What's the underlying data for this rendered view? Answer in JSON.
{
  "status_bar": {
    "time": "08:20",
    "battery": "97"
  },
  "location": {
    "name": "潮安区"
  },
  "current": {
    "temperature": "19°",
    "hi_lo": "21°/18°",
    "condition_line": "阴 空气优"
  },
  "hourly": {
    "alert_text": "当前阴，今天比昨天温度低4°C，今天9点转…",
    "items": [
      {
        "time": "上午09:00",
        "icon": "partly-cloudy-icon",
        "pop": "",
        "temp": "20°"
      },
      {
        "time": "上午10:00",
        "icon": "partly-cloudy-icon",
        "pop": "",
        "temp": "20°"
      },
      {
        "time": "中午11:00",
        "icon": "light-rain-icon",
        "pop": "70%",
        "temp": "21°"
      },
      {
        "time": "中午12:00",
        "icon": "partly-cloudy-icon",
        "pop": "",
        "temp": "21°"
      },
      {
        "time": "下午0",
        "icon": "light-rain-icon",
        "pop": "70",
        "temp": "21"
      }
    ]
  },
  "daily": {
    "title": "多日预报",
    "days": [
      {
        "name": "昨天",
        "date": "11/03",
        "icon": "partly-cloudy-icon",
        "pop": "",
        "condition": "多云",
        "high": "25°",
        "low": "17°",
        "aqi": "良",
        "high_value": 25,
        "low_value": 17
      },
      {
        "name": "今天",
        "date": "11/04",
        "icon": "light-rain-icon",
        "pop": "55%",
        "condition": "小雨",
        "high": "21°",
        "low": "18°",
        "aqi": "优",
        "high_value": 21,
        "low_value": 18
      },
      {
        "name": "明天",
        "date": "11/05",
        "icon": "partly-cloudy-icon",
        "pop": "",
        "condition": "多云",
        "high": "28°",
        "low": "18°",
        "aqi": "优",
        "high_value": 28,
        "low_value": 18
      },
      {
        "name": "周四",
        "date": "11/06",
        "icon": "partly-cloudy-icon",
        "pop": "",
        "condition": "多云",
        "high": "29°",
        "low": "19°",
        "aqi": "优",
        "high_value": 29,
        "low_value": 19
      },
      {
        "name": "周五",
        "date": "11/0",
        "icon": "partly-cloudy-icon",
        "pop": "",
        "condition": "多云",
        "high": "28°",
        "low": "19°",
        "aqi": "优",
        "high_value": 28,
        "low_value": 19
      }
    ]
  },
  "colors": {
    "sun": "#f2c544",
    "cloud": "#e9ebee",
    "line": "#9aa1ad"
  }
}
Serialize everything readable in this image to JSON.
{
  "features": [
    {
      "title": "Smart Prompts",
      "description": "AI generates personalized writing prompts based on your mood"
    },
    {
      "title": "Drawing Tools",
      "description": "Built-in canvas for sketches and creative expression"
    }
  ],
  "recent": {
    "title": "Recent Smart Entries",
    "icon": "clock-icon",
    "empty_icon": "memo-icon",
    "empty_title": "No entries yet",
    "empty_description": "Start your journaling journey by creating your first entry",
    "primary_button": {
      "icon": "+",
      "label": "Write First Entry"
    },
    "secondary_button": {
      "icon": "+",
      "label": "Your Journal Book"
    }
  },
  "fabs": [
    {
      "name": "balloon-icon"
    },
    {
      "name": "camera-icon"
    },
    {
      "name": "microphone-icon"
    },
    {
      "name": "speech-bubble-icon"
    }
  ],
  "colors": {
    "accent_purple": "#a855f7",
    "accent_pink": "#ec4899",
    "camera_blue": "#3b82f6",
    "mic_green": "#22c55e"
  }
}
========================
→ **Problem details**:
Send back exactly the lines from the line with "Serialize everything readable" through the end of the records.

→ **The answer**:
Serialize everything readable in this image to JSON.
{
  "features": [
    {
      "title": "Smart Prompts",
      "description": "AI generates personalized writing prompts based on your mood"
    },
    {
      "title": "Drawing Tools",
      "description": "Built-in canvas for sketches and creative expression"
    }
  ],
  "recent": {
    "title": "Recent Smart Entries",
    "icon": "clock-icon",
    "empty_icon": "memo-icon",
    "empty_title": "No entries yet",
    "empty_description": "Start your journaling journey by creating your first entry",
    "primary_button": {
      "icon": "+",
      "label": "Write First Entry"
    },
    "secondary_button": {
      "icon": "+",
      "label": "Your Journal Book"
    }
  },
  "fabs": [
    {
      "name": "balloon-icon"
    },
    {
      "name": "camera-icon"
    },
    {
      "name": "microphone-icon"
    },
    {
      "name": "speech-bubble-icon"
    }
  ],
  "colors": {
    "accent_purple": "#a855f7",
    "accent_pink": "#ec4899",
    "camera_blue": "#3b82f6",
    "mic_green": "#22c55e"
  }
}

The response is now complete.